>> START Input rows
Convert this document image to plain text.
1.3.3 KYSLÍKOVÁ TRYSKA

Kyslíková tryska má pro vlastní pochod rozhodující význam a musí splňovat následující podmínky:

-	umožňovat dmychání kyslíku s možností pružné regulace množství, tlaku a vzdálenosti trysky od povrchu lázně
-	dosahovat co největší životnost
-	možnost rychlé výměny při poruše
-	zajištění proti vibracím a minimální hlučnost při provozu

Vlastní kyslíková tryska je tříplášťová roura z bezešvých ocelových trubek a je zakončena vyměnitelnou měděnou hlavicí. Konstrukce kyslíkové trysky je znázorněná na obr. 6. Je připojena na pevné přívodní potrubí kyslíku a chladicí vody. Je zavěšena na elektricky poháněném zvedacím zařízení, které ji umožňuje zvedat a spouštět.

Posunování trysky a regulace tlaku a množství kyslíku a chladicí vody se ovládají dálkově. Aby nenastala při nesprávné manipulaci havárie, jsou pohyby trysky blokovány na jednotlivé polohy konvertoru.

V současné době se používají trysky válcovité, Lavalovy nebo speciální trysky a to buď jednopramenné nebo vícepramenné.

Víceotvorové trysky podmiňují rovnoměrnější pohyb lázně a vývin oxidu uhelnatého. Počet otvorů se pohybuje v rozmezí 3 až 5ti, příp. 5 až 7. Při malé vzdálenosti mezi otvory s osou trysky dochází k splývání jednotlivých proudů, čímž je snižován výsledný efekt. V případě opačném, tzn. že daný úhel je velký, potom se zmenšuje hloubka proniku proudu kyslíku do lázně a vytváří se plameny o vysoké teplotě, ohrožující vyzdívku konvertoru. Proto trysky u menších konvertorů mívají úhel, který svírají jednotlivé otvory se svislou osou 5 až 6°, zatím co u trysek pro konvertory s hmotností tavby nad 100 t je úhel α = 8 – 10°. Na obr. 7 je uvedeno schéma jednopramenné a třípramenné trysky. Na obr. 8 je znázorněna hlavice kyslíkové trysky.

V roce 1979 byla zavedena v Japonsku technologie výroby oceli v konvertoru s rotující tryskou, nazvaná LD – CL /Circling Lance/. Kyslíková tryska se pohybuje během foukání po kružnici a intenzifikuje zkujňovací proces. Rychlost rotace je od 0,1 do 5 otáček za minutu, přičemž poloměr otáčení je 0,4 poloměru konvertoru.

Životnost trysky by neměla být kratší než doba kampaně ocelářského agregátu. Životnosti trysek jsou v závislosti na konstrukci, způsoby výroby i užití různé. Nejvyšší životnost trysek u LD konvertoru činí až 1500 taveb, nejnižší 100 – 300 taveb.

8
>> END Input rows
— Task goal —
Each line of the material should be duplicated exactly, please.

— Reply to the exercise —
Convert this document image to plain text.
1.3.3 KYSLÍKOVÁ TRYSKA

Kyslíková tryska má pro vlastní pochod rozhodující význam a musí splňovat následující podmínky:

-	umožňovat dmychání kyslíku s možností pružné regulace množství, tlaku a vzdálenosti trysky od povrchu lázně
-	dosahovat co největší životnost
-	možnost rychlé výměny při poruše
-	zajištění proti vibracím a minimální hlučnost při provozu

Vlastní kyslíková tryska je tříplášťová roura z bezešvých ocelových trubek a je zakončena vyměnitelnou měděnou hlavicí. Konstrukce kyslíkové trysky je znázorněná na obr. 6. Je připojena na pevné přívodní potrubí kyslíku a chladicí vody. Je zavěšena na elektricky poháněném zvedacím zařízení, které ji umožňuje zvedat a spouštět.

Posunování trysky a regulace tlaku a množství kyslíku a chladicí vody se ovládají dálkově. Aby nenastala při nesprávné manipulaci havárie, jsou pohyby trysky blokovány na jednotlivé polohy konvertoru.

V současné době se používají trysky válcovité, Lavalovy nebo speciální trysky a to buď jednopramenné nebo vícepramenné.

Víceotvorové trysky podmiňují rovnoměrnější pohyb lázně a vývin oxidu uhelnatého. Počet otvorů se pohybuje v rozmezí 3 až 5ti, příp. 5 až 7. Při malé vzdálenosti mezi otvory s osou trysky dochází k splývání jednotlivých proudů, čímž je snižován výsledný efekt. V případě opačném, tzn. že daný úhel je velký, potom se zmenšuje hloubka proniku proudu kyslíku do lázně a vytváří se plameny o vysoké teplotě, ohrožující vyzdívku konvertoru. Proto trysky u menších konvertorů mívají úhel, který svírají jednotlivé otvory se svislou osou 5 až 6°, zatím co u trysek pro konvertory s hmotností tavby nad 100 t je úhel α = 8 – 10°. Na obr. 7 je uvedeno schéma jednopramenné a třípramenné trysky. Na obr. 8 je znázorněna hlavice kyslíkové trysky.

V roce 1979 byla zavedena v Japonsku technologie výroby oceli v konvertoru s rotující tryskou, nazvaná LD – CL /Circling Lance/. Kyslíková tryska se pohybuje během foukání po kružnici a intenzifikuje zkujňovací proces. Rychlost rotace je od 0,1 do 5 otáček za minutu, přičemž poloměr otáčení je 0,4 poloměru konvertoru.

Životnost trysky by neměla být kratší než doba kampaně ocelářského agregátu. Životnosti trysek jsou v závislosti na konstrukci, způsoby výroby i užití různé. Nejvyšší životnost trysek u LD konvertoru činí až 1500 taveb, nejnižší 100 – 300 taveb.

8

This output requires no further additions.